> **Challenge**: Omit the images, then output each of the records below exactly.

### Stored records

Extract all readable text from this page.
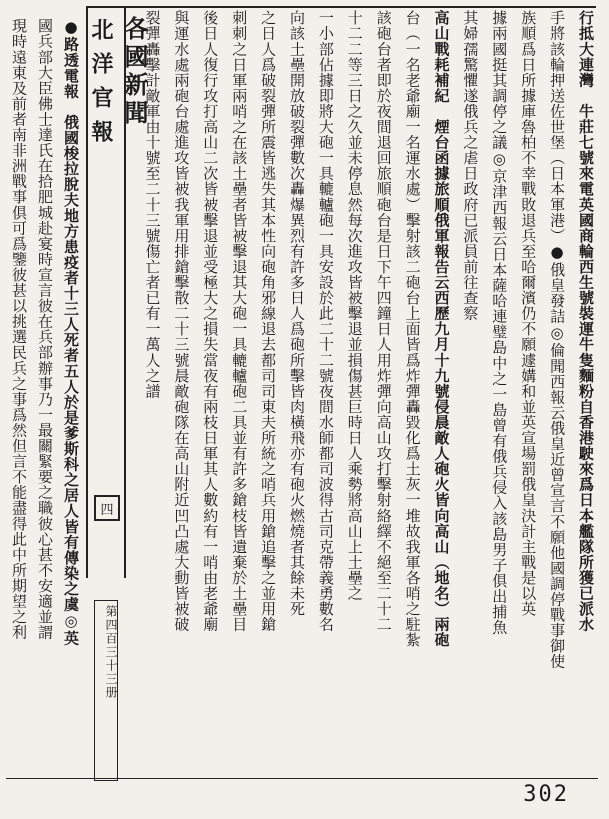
行抵大連灣　牛莊七號來電英國商輪西生號裝運牛隻麵粉自香港駛來爲日本艦隊所獲已派水
手將該輪押送佐世堡（日本軍港）●俄皇發詰◎倫聞西報云俄皇近曾宣言不願他國調停戰事御使
族順爲日所據庫魯柏不幸戰敗退兵至哈爾濱仍不願遽媾和並英宣場罰俄皇決計主戰是以英
據兩國挺其調停之議◎京津西報云日本薩哈連璧島中之一島曾有俄兵侵入該島男子俱出捕魚
其婦孺驚懼遂俄兵之虐日政府已派員前往查察
高山戰耗補紀　煙台函據旅順俄軍報告云西歷九月十九號侵晨敵人砲火皆向高山（地名）兩砲
台（一名老爺廟一名運水處）擊射該二砲台上面皆爲炸彈轟毀化爲土灰一堆故我軍各哨之駐紮
該砲台者即於夜間退回旅順砲台是日下午四鐘日人用炸彈向高山攻打擊射絡繹不絕至二十二
十二二等三日之久並未停息然每次進攻皆被擊退並損傷甚巨時日人乘勢將高山上土壘之
一小部佔據即將大砲一具轆轤砲一具安設於此二十二號夜間水師都司波得古司克帶義勇數名
向該土壘開放破裂彈數次轟爆異烈有許多日人爲砲所擊皆肉橫飛亦有砲火燃燒者其餘未死
之日人爲破裂彈所震皆逃失其本性向砲角邪線退去都司司東夫所統之哨兵用鎗追擊之並用鎗
刺刺之日軍兩哨之在該土壘者皆被擊退其大砲一具轆轤砲二具並有許多鎗枝皆遺棄於土壘目
後日人復行攻打高山二次皆被擊退並受極大之損失當夜有兩枝日軍其人數約有一哨由老爺廟
與運水處兩砲台處進攻皆被我軍用排鎗擊散二十三號晨敵砲隊在高山附近凹凸處大動皆被破
裂彈轟擊計敵軍由十號至二十三號傷亡者已有一萬人之譜
各國新聞
北洋官報
四
第四百三十三册
●路透電報　俄國梭拉脫夫地方患疫者十三人死者五人於是爹斯科之居人皆有傳染之虞◎英
國兵部大臣佛士達氏在拾肥城赴宴時宣言彼在兵部辦事乃一最關緊要之職彼心甚不安適並謂
現時遠東及前者南非洲戰事俱可爲鑒彼甚以挑選民兵之事爲然但言不能盡得此中所期望之利
302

######

> **Solution for this problem**:
Extract all readable text from this page.
行抵大連灣　牛莊七號來電英國商輪西生號裝運牛隻麵粉自香港駛來爲日本艦隊所獲已派水
手將該輪押送佐世堡（日本軍港）●俄皇發詰◎倫聞西報云俄皇近曾宣言不願他國調停戰事御使
族順爲日所據庫魯柏不幸戰敗退兵至哈爾濱仍不願遽媾和並英宣場罰俄皇決計主戰是以英
據兩國挺其調停之議◎京津西報云日本薩哈連璧島中之一島曾有俄兵侵入該島男子俱出捕魚
其婦孺驚懼遂俄兵之虐日政府已派員前往查察
高山戰耗補紀　煙台函據旅順俄軍報告云西歷九月十九號侵晨敵人砲火皆向高山（地名）兩砲
台（一名老爺廟一名運水處）擊射該二砲台上面皆爲炸彈轟毀化爲土灰一堆故我軍各哨之駐紮
該砲台者即於夜間退回旅順砲台是日下午四鐘日人用炸彈向高山攻打擊射絡繹不絕至二十二
十二二等三日之久並未停息然每次進攻皆被擊退並損傷甚巨時日人乘勢將高山上土壘之
一小部佔據即將大砲一具轆轤砲一具安設於此二十二號夜間水師都司波得古司克帶義勇數名
向該土壘開放破裂彈數次轟爆異烈有許多日人爲砲所擊皆肉橫飛亦有砲火燃燒者其餘未死
之日人爲破裂彈所震皆逃失其本性向砲角邪線退去都司司東夫所統之哨兵用鎗追擊之並用鎗
刺刺之日軍兩哨之在該土壘者皆被擊退其大砲一具轆轤砲二具並有許多鎗枝皆遺棄於土壘目
後日人復行攻打高山二次皆被擊退並受極大之損失當夜有兩枝日軍其人數約有一哨由老爺廟
與運水處兩砲台處進攻皆被我軍用排鎗擊散二十三號晨敵砲隊在高山附近凹凸處大動皆被破
裂彈轟擊計敵軍由十號至二十三號傷亡者已有一萬人之譜
各國新聞
北洋官報
四
第四百三十三册
●路透電報　俄國梭拉脫夫地方患疫者十三人死者五人於是爹斯科之居人皆有傳染之虞◎英
國兵部大臣佛士達氏在拾肥城赴宴時宣言彼在兵部辦事乃一最關緊要之職彼心甚不安適並謂
現時遠東及前者南非洲戰事俱可爲鑒彼甚以挑選民兵之事爲然但言不能盡得此中所期望之利
302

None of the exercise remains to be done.